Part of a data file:

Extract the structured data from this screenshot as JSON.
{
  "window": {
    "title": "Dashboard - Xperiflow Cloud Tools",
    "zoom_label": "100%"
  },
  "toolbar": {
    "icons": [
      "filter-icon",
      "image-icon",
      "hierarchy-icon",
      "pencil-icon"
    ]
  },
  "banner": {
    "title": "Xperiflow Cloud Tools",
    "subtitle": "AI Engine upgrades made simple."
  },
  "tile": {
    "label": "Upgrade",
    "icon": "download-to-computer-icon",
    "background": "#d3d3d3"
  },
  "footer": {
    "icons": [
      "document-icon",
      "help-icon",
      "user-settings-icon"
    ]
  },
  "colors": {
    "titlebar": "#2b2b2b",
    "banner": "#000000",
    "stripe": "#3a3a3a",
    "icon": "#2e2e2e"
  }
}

* **TASK BRIEF**
Report how many lines in the records hold the word "Cloud", giving the number and nothing else.

* **SOLUTION TO THIS EXERCISE**
2